--- Extracted data ---

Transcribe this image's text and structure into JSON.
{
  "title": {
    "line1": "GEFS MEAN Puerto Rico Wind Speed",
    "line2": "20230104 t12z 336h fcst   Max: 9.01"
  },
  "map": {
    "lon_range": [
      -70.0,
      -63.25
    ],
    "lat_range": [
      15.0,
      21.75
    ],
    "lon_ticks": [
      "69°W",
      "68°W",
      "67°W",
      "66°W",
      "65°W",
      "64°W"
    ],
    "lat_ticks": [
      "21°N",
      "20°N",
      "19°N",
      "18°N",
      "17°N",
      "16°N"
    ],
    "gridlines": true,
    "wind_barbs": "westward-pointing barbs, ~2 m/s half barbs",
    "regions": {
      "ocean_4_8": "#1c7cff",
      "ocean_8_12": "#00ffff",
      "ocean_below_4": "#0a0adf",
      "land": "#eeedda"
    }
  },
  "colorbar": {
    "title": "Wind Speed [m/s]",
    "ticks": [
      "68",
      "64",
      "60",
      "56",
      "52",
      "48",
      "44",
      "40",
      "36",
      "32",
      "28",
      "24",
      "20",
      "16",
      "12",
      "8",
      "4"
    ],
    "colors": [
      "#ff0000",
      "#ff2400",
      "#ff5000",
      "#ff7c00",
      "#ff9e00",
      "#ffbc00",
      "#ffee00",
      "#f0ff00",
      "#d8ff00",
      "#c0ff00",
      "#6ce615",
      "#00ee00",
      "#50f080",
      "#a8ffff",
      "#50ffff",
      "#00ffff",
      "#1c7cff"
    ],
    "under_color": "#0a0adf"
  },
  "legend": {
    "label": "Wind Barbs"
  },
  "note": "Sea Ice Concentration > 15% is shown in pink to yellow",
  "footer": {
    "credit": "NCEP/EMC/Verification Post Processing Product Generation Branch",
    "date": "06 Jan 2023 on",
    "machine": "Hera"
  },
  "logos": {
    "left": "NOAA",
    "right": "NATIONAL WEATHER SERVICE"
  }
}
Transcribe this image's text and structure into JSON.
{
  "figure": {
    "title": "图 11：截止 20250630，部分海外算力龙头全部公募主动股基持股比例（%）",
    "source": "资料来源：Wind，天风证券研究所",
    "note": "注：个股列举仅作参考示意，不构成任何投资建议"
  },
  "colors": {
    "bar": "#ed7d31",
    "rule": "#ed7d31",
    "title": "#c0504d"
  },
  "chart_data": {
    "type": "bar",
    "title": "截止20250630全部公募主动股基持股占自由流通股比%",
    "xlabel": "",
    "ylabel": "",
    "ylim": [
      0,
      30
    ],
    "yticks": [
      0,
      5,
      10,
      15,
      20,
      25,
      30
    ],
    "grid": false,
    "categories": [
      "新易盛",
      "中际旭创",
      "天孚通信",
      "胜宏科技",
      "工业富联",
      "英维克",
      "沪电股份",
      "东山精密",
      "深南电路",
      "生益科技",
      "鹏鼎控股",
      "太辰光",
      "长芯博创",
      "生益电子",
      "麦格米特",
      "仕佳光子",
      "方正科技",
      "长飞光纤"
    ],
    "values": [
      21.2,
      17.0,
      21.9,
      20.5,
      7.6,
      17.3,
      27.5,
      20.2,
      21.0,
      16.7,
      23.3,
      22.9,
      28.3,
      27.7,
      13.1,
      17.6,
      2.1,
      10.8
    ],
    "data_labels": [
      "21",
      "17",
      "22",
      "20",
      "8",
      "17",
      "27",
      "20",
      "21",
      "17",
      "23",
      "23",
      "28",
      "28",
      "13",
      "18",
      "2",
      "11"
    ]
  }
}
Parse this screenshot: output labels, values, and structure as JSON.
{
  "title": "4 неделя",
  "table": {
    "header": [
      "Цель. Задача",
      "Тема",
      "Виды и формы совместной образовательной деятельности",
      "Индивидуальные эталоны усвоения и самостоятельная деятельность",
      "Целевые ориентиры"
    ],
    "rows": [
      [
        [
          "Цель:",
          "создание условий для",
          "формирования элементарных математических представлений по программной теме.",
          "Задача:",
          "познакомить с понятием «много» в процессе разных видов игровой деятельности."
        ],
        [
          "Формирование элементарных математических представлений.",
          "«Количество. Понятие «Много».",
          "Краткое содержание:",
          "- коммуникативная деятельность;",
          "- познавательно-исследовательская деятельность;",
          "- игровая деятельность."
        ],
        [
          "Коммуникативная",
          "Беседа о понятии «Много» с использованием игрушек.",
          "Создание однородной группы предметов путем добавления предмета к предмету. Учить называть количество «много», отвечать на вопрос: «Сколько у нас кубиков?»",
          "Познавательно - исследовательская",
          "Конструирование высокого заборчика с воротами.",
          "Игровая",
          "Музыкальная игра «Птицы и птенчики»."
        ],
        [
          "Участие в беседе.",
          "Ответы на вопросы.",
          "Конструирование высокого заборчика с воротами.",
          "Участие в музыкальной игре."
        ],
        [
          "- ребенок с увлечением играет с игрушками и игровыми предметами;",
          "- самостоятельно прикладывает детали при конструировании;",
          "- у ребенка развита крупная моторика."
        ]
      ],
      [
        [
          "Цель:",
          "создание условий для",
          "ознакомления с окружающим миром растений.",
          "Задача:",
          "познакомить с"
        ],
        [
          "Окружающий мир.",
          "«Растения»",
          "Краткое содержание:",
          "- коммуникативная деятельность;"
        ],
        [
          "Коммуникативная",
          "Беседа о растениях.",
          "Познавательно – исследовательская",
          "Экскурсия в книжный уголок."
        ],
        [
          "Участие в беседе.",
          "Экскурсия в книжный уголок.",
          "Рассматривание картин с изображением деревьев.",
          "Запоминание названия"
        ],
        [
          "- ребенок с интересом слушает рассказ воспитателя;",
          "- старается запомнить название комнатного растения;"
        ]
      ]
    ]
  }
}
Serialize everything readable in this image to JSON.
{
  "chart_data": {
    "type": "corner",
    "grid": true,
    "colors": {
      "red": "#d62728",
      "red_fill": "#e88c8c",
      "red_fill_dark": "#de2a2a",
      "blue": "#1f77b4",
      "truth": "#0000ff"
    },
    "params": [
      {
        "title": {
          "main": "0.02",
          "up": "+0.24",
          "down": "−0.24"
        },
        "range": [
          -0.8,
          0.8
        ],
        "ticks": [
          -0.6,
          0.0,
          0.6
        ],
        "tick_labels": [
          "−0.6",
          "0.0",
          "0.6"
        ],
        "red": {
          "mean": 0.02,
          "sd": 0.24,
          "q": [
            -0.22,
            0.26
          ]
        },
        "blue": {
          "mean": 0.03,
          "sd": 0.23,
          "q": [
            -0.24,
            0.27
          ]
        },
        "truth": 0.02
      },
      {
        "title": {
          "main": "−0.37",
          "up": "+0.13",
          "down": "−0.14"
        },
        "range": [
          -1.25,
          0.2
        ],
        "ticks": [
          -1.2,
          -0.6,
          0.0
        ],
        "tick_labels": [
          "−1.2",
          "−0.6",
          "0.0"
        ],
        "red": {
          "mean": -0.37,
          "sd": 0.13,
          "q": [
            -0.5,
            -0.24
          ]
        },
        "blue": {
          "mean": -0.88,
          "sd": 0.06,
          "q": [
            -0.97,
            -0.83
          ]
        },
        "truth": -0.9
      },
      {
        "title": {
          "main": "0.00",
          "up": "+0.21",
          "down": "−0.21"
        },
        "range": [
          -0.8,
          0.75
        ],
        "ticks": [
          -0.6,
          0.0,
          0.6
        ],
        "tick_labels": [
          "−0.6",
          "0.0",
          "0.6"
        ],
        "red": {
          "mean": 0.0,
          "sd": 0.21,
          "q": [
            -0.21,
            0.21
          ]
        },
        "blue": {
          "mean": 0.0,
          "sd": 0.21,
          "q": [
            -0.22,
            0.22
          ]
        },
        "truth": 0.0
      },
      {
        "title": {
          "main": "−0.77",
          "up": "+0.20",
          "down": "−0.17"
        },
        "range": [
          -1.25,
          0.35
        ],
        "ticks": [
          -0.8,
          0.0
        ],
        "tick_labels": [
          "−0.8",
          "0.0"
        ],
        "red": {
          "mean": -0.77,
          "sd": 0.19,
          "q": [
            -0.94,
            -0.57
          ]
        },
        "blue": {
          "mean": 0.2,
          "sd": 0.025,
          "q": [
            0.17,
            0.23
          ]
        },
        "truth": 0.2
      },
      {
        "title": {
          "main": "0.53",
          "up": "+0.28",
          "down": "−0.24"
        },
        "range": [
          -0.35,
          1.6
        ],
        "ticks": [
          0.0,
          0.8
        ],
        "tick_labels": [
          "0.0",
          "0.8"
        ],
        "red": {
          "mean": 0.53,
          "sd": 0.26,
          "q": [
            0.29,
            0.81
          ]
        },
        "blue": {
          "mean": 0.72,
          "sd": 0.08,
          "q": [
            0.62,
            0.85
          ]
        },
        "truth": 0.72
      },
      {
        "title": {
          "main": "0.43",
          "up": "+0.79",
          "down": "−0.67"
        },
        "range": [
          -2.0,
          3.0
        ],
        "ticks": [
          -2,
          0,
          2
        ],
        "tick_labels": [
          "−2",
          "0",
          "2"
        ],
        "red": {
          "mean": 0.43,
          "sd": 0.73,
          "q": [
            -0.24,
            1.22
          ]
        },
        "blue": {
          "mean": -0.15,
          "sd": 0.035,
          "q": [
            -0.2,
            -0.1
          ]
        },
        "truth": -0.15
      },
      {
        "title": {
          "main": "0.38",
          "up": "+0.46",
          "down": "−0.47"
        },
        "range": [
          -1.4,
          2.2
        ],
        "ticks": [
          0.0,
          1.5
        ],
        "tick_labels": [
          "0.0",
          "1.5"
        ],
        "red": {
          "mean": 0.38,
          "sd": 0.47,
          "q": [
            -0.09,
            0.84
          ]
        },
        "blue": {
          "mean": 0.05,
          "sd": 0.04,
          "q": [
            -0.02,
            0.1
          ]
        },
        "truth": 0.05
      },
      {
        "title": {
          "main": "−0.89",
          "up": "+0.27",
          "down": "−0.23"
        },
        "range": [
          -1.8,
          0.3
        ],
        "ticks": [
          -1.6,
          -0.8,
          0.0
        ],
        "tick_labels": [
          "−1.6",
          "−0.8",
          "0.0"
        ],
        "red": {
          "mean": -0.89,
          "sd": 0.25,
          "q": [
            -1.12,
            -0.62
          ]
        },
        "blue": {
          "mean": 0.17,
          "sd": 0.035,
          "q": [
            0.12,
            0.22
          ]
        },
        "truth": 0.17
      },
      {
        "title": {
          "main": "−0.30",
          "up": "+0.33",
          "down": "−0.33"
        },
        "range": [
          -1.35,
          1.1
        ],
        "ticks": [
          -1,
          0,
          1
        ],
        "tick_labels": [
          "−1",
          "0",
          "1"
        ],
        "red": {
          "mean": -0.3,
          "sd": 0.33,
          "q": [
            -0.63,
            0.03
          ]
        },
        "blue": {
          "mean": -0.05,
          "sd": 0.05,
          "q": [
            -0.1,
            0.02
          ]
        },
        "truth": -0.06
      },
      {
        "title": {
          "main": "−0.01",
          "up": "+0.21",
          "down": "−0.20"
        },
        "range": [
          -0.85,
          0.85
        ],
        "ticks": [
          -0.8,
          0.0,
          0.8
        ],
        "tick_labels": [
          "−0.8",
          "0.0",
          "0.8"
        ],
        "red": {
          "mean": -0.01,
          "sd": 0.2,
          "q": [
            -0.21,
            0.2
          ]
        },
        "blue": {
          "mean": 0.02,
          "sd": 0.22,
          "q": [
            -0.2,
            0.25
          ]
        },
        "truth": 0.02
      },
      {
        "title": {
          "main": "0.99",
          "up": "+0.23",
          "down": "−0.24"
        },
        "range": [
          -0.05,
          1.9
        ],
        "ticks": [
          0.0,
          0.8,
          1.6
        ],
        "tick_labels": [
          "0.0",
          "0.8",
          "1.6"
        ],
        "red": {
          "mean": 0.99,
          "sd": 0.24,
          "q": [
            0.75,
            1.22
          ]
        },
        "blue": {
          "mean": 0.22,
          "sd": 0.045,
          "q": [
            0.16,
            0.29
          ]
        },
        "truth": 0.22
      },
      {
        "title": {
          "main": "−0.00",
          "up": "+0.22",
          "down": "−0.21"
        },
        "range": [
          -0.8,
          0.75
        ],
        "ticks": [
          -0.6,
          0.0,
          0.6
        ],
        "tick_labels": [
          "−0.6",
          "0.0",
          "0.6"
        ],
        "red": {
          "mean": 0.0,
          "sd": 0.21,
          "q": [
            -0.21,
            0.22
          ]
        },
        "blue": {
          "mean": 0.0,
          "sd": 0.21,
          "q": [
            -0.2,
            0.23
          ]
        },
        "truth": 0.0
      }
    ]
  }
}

---

> [Exercise prompt] Pick out the lines containing the word "деятельности" and show them.

> [Written solution]
      "Виды и формы совместной образовательной деятельности",
          "познакомить с понятием «много» в процессе разных видов игровой деятельности."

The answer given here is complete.